**Aim of the task:** Images are excluded; otherwise, output every record exactly.

— BEGIN Materials provided —

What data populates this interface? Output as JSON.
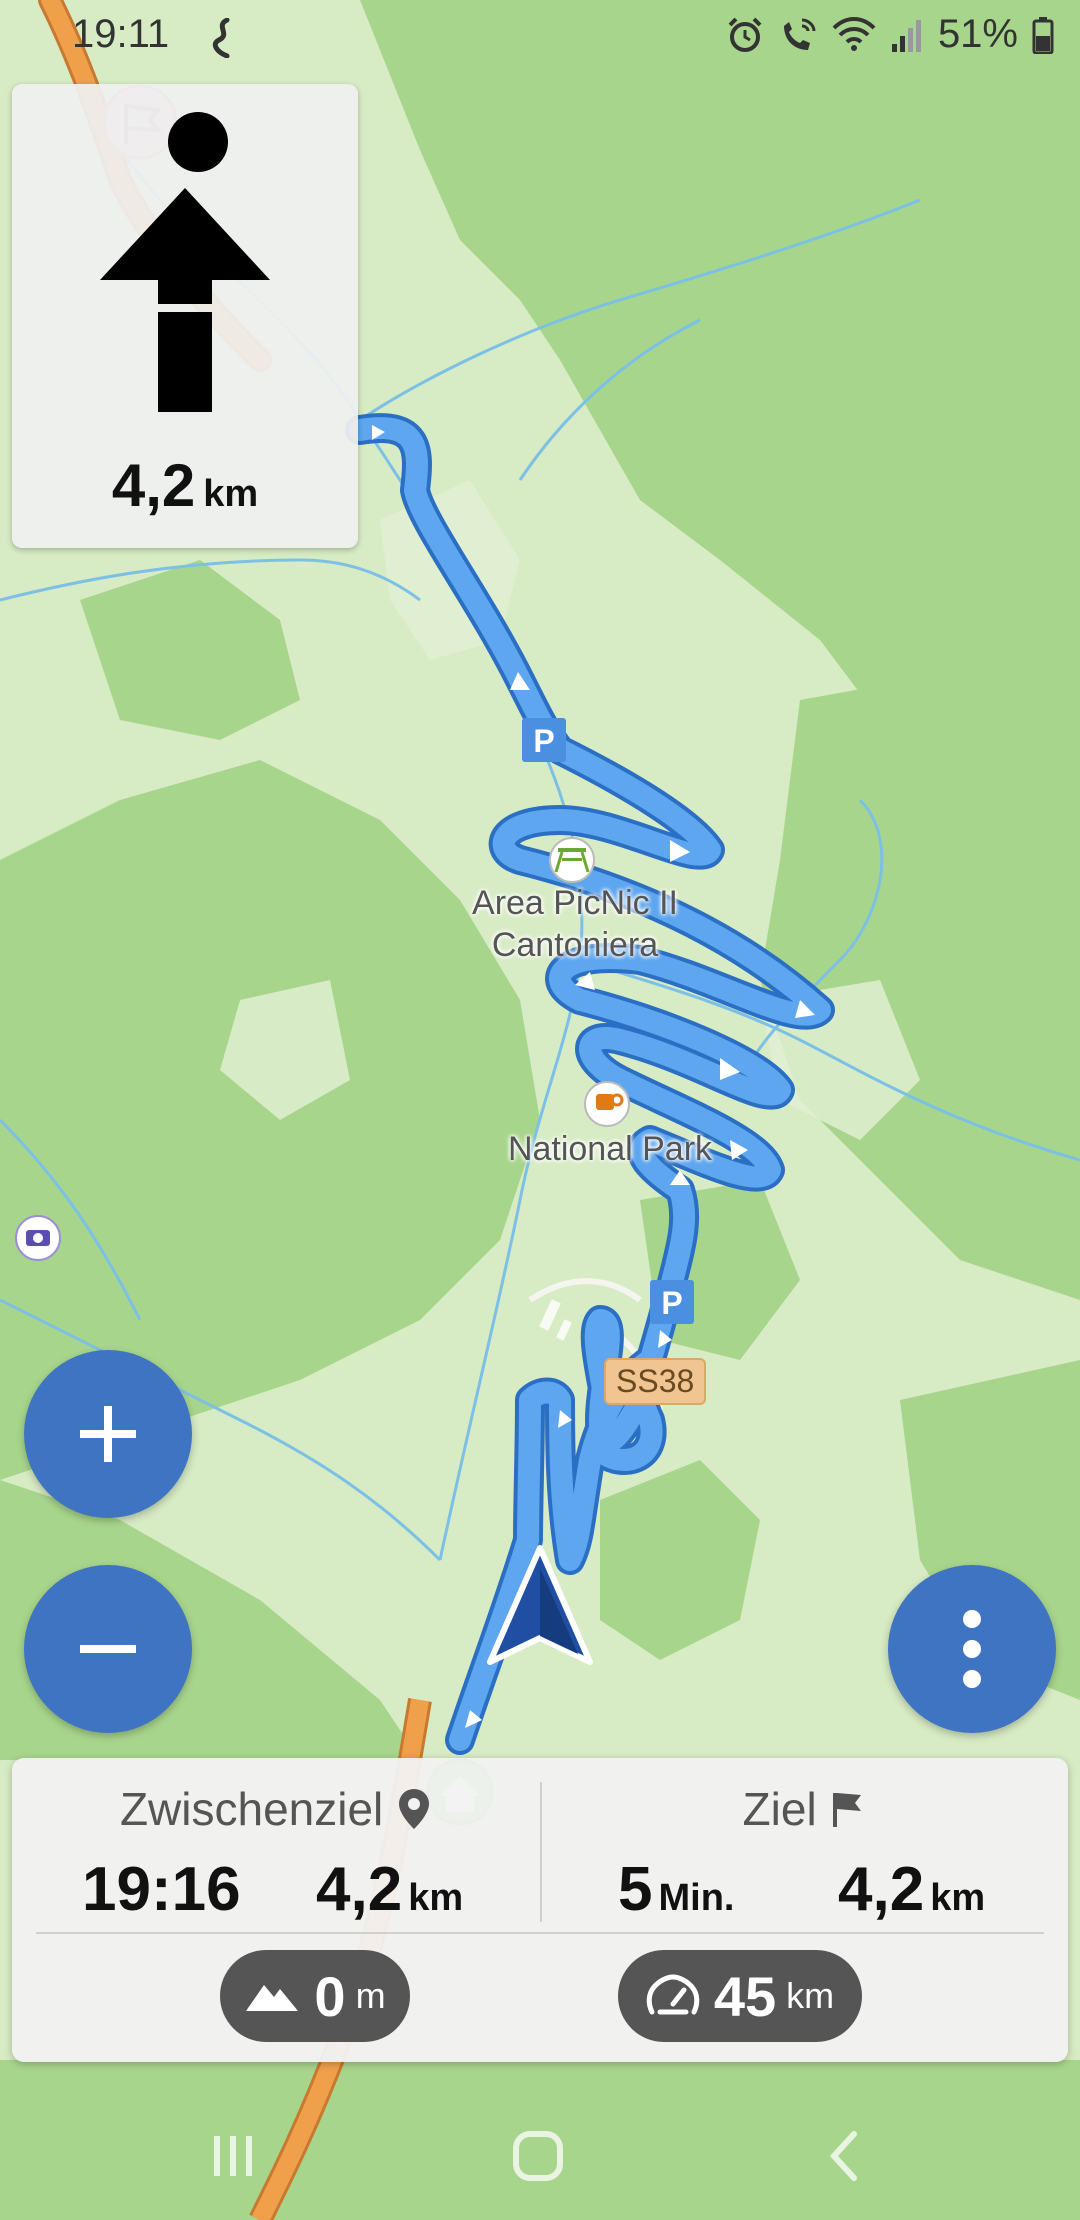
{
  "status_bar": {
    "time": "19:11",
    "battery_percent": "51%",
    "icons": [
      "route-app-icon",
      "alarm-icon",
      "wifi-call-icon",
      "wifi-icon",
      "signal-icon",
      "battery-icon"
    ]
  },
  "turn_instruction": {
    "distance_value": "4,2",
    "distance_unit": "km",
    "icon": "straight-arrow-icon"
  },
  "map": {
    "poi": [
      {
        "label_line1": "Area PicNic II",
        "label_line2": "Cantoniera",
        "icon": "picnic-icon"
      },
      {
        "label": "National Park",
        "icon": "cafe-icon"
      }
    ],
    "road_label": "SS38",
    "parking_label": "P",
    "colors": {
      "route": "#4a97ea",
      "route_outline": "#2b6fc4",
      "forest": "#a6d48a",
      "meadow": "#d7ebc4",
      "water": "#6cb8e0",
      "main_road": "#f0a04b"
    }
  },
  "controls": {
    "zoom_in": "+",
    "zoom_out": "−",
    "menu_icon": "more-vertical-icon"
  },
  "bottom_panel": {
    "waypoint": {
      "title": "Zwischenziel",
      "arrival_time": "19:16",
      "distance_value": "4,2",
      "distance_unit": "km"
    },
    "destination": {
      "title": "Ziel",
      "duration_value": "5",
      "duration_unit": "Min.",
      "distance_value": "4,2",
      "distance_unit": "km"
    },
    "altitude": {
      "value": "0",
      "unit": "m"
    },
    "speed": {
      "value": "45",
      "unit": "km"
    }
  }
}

— END Materials provided —

**Correct answer:**
What data populates this interface? Output as JSON.
{
  "status_bar": {
    "time": "19:11",
    "battery_percent": "51%",
    "icons": [
      "route-app-icon",
      "alarm-icon",
      "wifi-call-icon",
      "wifi-icon",
      "signal-icon",
      "battery-icon"
    ]
  },
  "turn_instruction": {
    "distance_value": "4,2",
    "distance_unit": "km",
    "icon": "straight-arrow-icon"
  },
  "map": {
    "poi": [
      {
        "label_line1": "Area PicNic II",
        "label_line2": "Cantoniera",
        "icon": "picnic-icon"
      },
      {
        "label": "National Park",
        "icon": "cafe-icon"
      }
    ],
    "road_label": "SS38",
    "parking_label": "P",
    "colors": {
      "route": "#4a97ea",
      "route_outline": "#2b6fc4",
      "forest": "#a6d48a",
      "meadow": "#d7ebc4",
      "water": "#6cb8e0",
      "main_road": "#f0a04b"
    }
  },
  "controls": {
    "zoom_in": "+",
    "zoom_out": "−",
    "menu_icon": "more-vertical-icon"
  },
  "bottom_panel": {
    "waypoint": {
      "title": "Zwischenziel",
      "arrival_time": "19:16",
      "distance_value": "4,2",
      "distance_unit": "km"
    },
    "destination": {
      "title": "Ziel",
      "duration_value": "5",
      "duration_unit": "Min.",
      "distance_value": "4,2",
      "distance_unit": "km"
    },
    "altitude": {
      "value": "0",
      "unit": "m"
    },
    "speed": {
      "value": "45",
      "unit": "km"
    }
  }
}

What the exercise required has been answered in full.